• [Tasks to complete]:
1) In the profile of footballer Rayane Doucouré below, rewrite the block headed "Personal information" as a single brief sentence that keeps its main facts.
2) Translate this sentence from the Rayane Doucouré profile below into French: "Rayane Sami Doucouré (born 30 March 2001) is a professional footballer who plays as a defender for club Aubagne Air Bel."
3) Extend the Rayane Doucouré profile below by writing on from its final sentence.

• [Passage for review]:
────────────────────────────────────────
Rayane Doucouré

Personal information
- Full name: Rayane Sami Doucouré
- Date of birth: 30 March 2001 (age 25)
- Place of birth: Pantin, France
- Height: 1.85 m (6 ft 1 in)
- Position: Defender

Team information
- Current team: Aubagne Air Bel
- Number: 5

Youth career
- 2010–2012: CMS de Pantin
- 2012–2014: Solitaires Paris Est
- 2014–2016: Red Star
- 2016–2017: Rennes

Senior career*
- Years: Team / Apps / (Gls)
- 2017–2021: Rennes B / 15 / (0)
- 2021–2022: Guingamp B / 7 / (0)
- 2022–2023: Bordeaux / 19 / (1)
- 2023–2026: Red Star / 11 / (1)
- 2026–: Aubagne Air Bel / 2 / (0)

International career^{‡}
- 2016: France U16 / 2 / (0)
- 2018: France U17 / 2 / (0)
- 2019: France U18 / 5 / (0)
- 2019: France U19 / 3 / (0)

= Rayane Doucouré =

Guinean footballer (born 2001)

Rayane Sami Doucouré (born 30 March 2001) is a professional footballer who plays as a defender for club Aubagne Air Bel. Born in France, he is a Guinea youth international.
────────────────────────────────────────
• [Raw data]:
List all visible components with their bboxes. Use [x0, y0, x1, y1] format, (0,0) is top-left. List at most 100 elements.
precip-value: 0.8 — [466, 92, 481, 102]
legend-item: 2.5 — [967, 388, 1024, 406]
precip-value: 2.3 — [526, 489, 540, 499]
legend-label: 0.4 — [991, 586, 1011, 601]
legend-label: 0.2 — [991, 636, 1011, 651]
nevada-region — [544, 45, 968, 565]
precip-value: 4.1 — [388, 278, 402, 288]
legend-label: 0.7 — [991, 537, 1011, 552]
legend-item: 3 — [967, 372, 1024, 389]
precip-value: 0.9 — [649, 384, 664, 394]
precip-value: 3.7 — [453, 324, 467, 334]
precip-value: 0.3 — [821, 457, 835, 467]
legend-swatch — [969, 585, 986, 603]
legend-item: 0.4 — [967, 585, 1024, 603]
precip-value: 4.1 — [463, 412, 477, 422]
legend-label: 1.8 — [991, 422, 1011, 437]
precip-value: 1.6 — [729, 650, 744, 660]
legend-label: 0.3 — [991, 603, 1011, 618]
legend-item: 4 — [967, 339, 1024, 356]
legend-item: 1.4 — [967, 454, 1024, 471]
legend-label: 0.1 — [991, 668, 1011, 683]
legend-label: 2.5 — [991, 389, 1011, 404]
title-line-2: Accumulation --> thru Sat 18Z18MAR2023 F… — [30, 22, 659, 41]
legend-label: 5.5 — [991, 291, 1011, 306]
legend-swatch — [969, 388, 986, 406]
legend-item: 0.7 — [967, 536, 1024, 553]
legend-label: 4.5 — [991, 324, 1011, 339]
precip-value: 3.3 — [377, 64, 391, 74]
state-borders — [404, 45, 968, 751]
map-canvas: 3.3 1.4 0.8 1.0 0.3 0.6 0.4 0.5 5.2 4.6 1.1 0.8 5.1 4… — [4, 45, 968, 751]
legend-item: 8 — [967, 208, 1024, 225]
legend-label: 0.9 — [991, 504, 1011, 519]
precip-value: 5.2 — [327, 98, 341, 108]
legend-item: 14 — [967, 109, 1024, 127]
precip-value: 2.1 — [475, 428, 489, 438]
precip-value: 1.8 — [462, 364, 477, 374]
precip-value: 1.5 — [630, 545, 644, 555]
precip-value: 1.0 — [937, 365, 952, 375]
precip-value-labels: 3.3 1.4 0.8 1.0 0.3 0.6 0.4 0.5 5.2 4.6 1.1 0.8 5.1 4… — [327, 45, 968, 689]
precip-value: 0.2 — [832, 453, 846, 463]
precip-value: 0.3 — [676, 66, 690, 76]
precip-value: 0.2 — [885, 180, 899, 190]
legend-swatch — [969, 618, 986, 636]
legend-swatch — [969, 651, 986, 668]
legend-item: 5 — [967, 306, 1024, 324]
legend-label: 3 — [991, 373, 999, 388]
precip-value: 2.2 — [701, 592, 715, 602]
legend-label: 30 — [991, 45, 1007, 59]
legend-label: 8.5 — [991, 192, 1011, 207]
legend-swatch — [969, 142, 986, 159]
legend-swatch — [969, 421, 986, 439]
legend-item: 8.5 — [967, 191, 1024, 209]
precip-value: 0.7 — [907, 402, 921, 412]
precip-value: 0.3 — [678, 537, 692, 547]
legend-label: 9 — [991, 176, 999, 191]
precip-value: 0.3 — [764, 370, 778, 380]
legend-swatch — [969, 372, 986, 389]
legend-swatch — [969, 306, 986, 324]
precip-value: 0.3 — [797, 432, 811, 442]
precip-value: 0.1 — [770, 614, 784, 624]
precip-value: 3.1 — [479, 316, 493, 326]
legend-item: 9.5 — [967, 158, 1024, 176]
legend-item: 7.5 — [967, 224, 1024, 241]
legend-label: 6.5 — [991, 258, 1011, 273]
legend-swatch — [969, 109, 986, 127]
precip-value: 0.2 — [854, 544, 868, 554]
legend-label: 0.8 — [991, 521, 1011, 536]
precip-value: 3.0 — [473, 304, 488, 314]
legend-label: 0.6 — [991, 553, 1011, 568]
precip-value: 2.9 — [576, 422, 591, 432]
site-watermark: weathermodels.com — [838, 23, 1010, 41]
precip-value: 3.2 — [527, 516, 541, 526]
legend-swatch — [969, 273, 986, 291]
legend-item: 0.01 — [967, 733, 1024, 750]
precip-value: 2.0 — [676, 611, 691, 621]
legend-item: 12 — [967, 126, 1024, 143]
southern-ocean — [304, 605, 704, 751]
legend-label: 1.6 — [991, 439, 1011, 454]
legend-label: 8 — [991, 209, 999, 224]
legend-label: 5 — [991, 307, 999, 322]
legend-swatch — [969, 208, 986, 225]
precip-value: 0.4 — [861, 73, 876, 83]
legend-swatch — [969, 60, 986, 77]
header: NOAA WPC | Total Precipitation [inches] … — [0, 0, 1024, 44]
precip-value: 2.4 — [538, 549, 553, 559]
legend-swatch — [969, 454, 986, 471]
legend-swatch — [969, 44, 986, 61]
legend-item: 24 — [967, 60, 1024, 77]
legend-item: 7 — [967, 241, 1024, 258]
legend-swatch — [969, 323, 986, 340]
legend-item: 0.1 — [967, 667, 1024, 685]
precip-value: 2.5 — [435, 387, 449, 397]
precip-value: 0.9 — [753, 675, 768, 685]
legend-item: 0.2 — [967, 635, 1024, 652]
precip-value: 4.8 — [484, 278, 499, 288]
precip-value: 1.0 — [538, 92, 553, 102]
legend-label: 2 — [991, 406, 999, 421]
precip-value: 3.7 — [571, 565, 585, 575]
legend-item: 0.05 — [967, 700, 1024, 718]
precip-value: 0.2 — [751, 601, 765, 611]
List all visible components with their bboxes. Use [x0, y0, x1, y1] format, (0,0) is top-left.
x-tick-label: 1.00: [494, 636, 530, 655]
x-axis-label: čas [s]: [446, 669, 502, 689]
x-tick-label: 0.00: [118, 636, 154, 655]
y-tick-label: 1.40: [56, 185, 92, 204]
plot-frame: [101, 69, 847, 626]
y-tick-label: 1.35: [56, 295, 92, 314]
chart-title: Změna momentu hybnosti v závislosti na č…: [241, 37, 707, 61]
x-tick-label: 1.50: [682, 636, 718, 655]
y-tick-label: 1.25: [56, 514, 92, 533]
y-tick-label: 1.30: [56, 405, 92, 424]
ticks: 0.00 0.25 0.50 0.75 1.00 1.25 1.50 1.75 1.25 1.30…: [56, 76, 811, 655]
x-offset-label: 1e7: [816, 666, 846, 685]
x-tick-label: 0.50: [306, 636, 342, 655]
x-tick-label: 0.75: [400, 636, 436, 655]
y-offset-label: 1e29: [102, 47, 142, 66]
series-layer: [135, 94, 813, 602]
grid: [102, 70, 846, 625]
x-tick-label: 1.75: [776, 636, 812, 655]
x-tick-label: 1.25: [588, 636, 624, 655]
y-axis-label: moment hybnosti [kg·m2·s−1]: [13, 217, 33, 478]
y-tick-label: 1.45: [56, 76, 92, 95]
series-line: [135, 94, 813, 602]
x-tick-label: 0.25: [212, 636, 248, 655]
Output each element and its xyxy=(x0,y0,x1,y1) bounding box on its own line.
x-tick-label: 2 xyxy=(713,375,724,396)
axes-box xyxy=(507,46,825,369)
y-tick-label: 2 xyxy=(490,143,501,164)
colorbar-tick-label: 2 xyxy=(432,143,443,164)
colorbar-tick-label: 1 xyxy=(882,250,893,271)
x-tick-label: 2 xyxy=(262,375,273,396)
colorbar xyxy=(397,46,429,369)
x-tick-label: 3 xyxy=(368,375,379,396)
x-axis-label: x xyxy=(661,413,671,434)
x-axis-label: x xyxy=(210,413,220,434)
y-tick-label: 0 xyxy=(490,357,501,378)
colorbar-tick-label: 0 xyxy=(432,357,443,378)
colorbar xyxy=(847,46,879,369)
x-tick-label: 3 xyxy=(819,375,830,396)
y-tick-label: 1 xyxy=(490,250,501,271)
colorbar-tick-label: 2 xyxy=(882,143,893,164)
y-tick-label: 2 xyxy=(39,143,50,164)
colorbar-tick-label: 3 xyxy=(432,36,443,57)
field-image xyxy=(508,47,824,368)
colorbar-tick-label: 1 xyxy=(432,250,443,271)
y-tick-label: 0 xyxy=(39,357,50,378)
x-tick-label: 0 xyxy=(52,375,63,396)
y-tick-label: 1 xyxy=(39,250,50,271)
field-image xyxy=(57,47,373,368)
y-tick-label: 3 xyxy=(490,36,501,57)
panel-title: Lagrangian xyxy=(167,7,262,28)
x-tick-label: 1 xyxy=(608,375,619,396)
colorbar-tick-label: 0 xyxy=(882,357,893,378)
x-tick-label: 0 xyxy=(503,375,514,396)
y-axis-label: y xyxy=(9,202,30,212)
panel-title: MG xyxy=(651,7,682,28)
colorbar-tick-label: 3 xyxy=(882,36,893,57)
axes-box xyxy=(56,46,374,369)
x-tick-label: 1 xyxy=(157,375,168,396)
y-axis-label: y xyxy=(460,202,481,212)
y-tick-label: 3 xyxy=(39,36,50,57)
────────────────────────────────────────
• [Answer list]:
1) Rayane Sami Doucouré, a 1.85 m (6 ft 1 in) defender, was born on 30 March 2001 in Pantin, France, and is 25.

2) Rayane Sami Doucouré (né le 30 mars 2001) est un footballeur professionnel qui évolue au poste de défenseur au club d'Aubagne Air Bel.

3)
==Life and career==

Doucouré was born on 30 March 2001 in Pantin, France. He is a native of Paris, France. He was born to a Guinean father and Moroccan mother.

In 2010, he joined the youth academy of French side CMS de Pantin. In 2012, he joined the youth academy of Solitaires Paris Est. In 2014, he joined the youth academy of Red Star. In 2016, he joined the youth academy of Rennes. He started his senior career with the club's reserve team. In 2021, he signed for Guingamp B. In 2022, he signed for Bordeaux. In 2023, Doucouré signed for Red Star. He helped the club win the league.

Doucouré has been called up to represent Guinea internationally. He is eligible to represent Guinea internationally through his father. He was called up to the Guinea national team for 2026 FIFA World Cup qualification. He previously represented France internationally at youth level. He played for the France U16, France U17, France U18, and the France U19.